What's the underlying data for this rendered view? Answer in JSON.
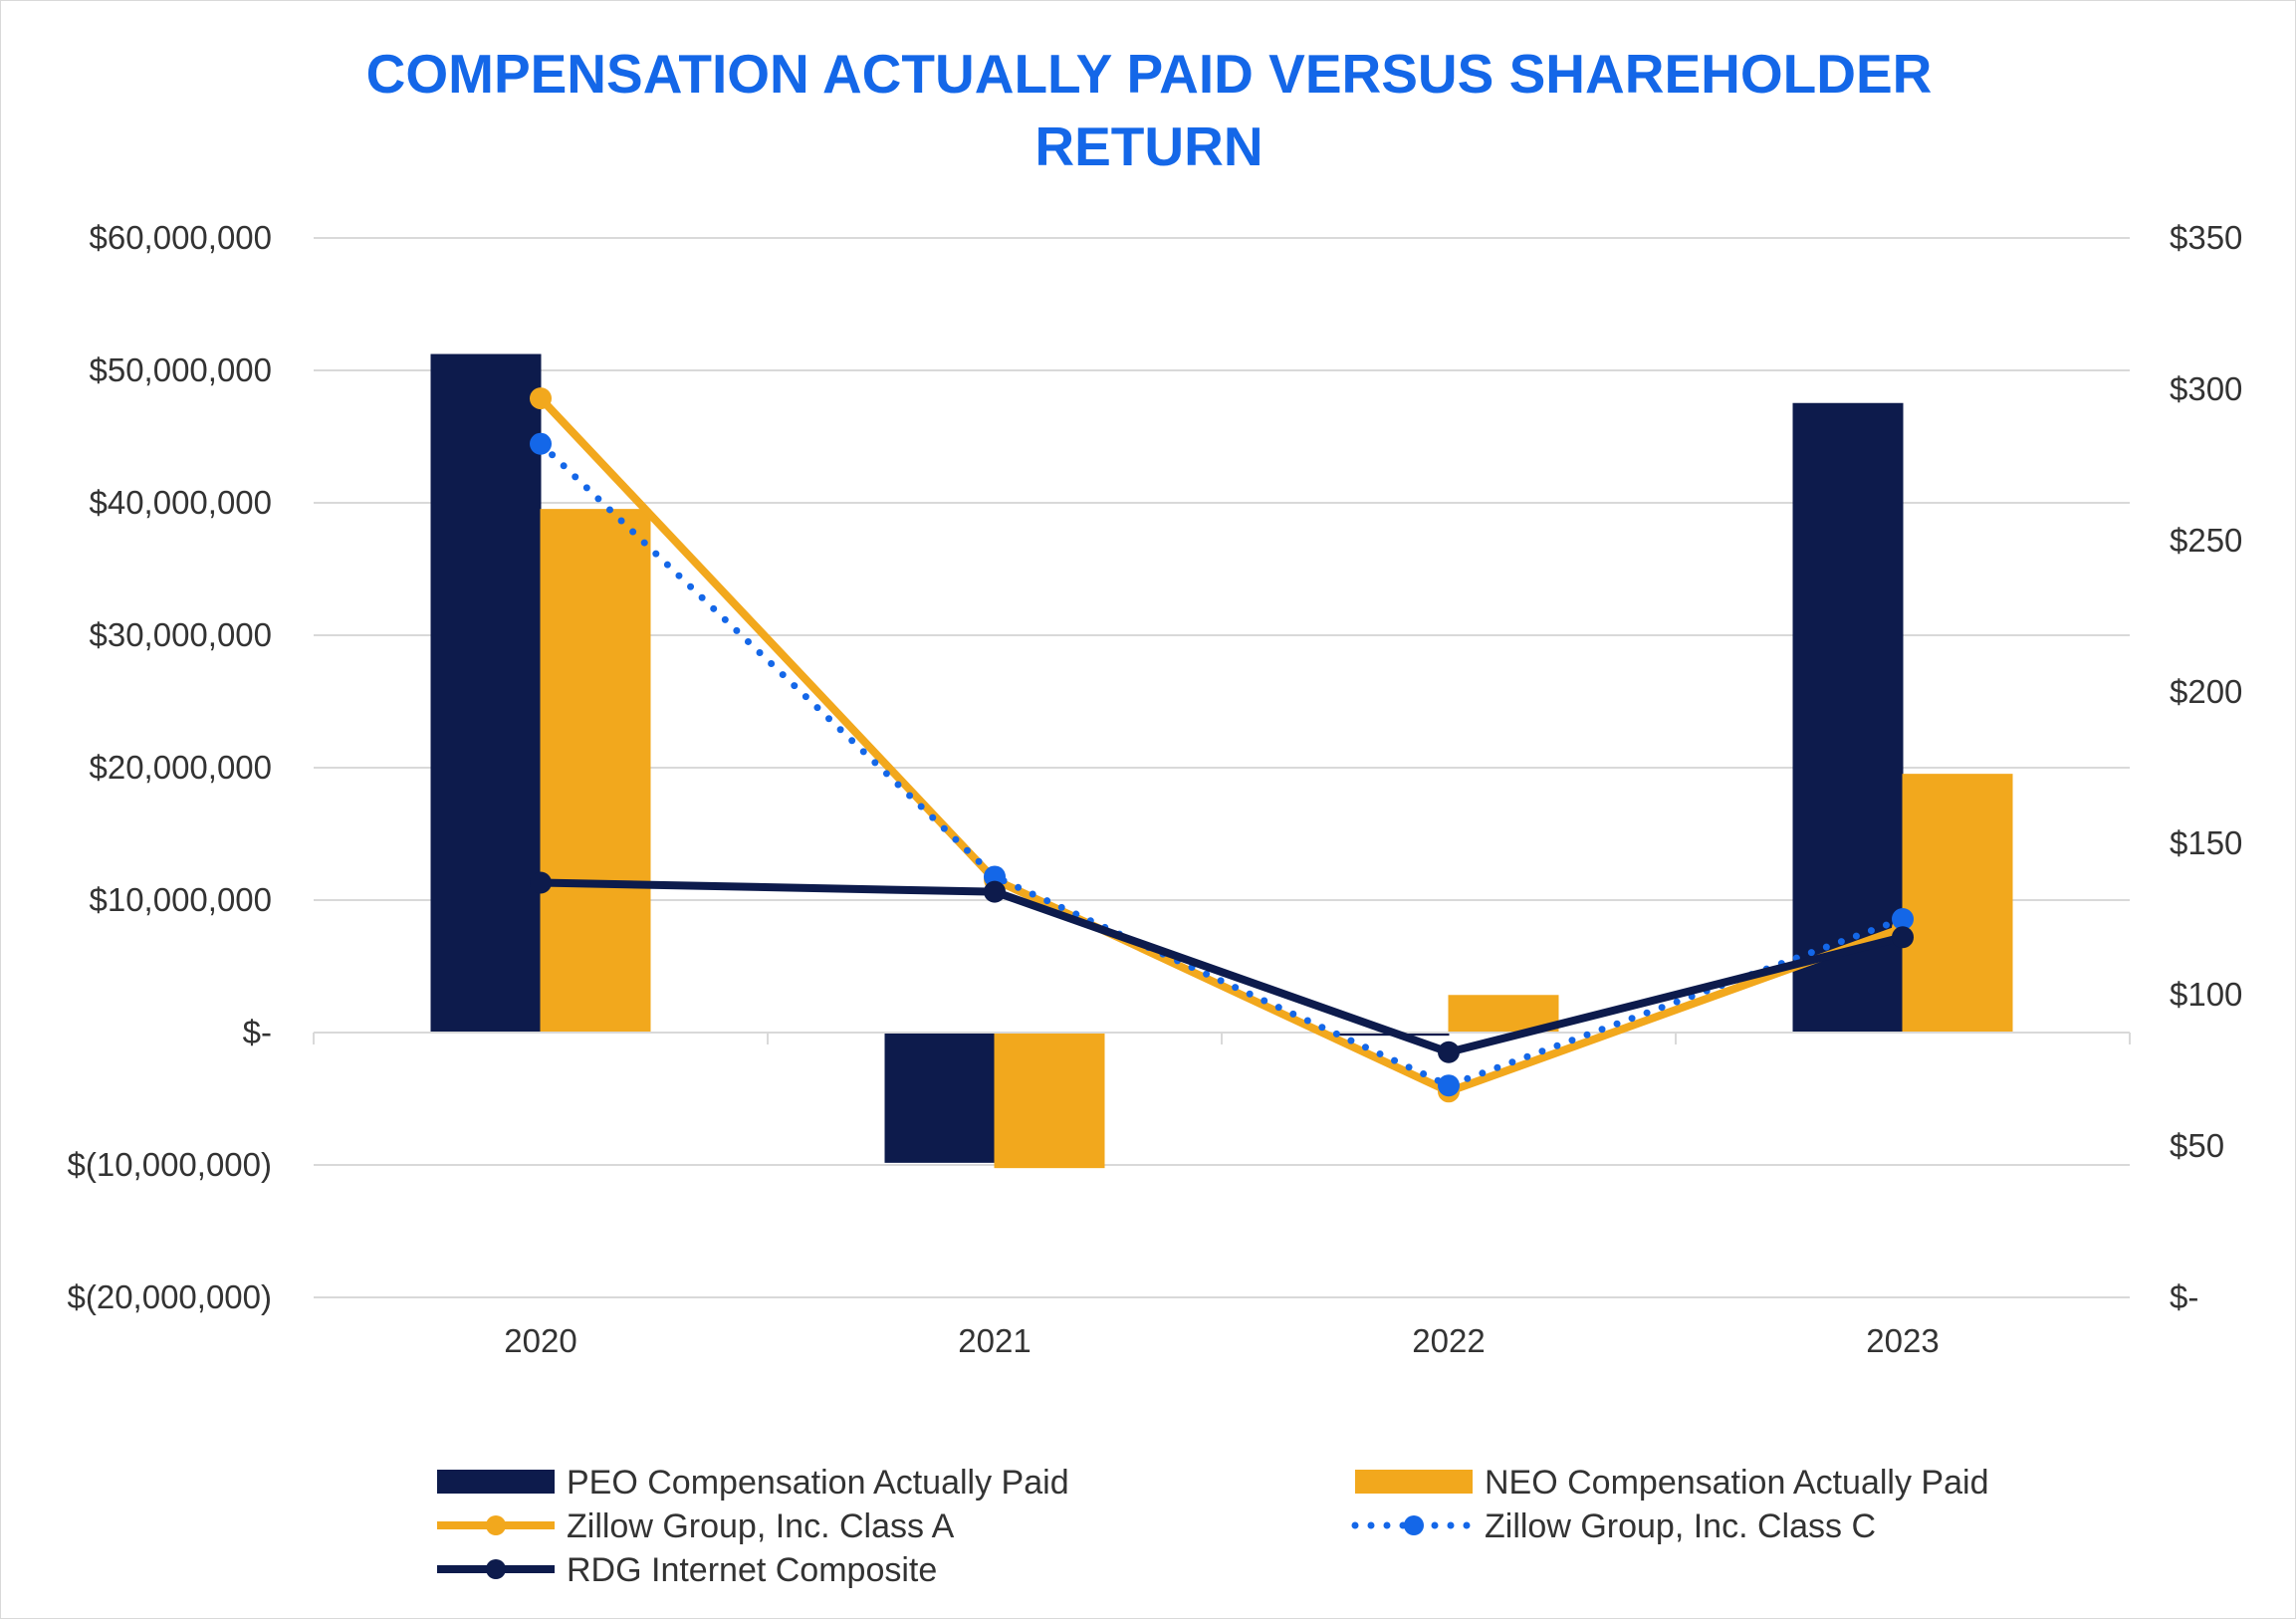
{
  "chart_data": {
    "type": "bar",
    "title_lines": [
      "COMPENSATION ACTUALLY PAID VERSUS SHAREHOLDER",
      "RETURN"
    ],
    "categories": [
      "2020",
      "2021",
      "2022",
      "2023"
    ],
    "y_left": {
      "min": -20000000,
      "max": 60000000,
      "step": 10000000,
      "tick_labels": [
        "$(20,000,000)",
        "$(10,000,000)",
        "$-",
        "$10,000,000",
        "$20,000,000",
        "$30,000,000",
        "$40,000,000",
        "$50,000,000",
        "$60,000,000"
      ]
    },
    "y_right": {
      "min": 0,
      "max": 350,
      "step": 50,
      "tick_labels": [
        "$-",
        "$50",
        "$100",
        "$150",
        "$200",
        "$250",
        "$300",
        "$350"
      ]
    },
    "grid": true,
    "legend_position": "bottom",
    "bar_series": [
      {
        "name": "PEO Compensation Actually Paid",
        "color": "#0d1b4c",
        "values": [
          51200000,
          -9800000,
          -200000,
          47500000
        ]
      },
      {
        "name": "NEO Compensation Actually Paid",
        "color": "#f2a81d",
        "values": [
          39500000,
          -10200000,
          2800000,
          19500000
        ]
      }
    ],
    "line_series": [
      {
        "name": "Zillow Group, Inc. Class A",
        "color": "#f2a81d",
        "style": "solid",
        "values": [
          297,
          138,
          68,
          122
        ]
      },
      {
        "name": "Zillow Group, Inc. Class C",
        "color": "#1467e8",
        "style": "dotted",
        "values": [
          282,
          139,
          70,
          125
        ]
      },
      {
        "name": "RDG Internet Composite",
        "color": "#0d1b4c",
        "style": "solid",
        "values": [
          137,
          134,
          81,
          119
        ]
      }
    ]
  }
}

WHAT TO PRODUCE:
Point out every line holding the string "Group" and copy it.

FINAL RESULT:
        "name": "Zillow Group, Inc. Class A",
        "name": "Zillow Group, Inc. Class C",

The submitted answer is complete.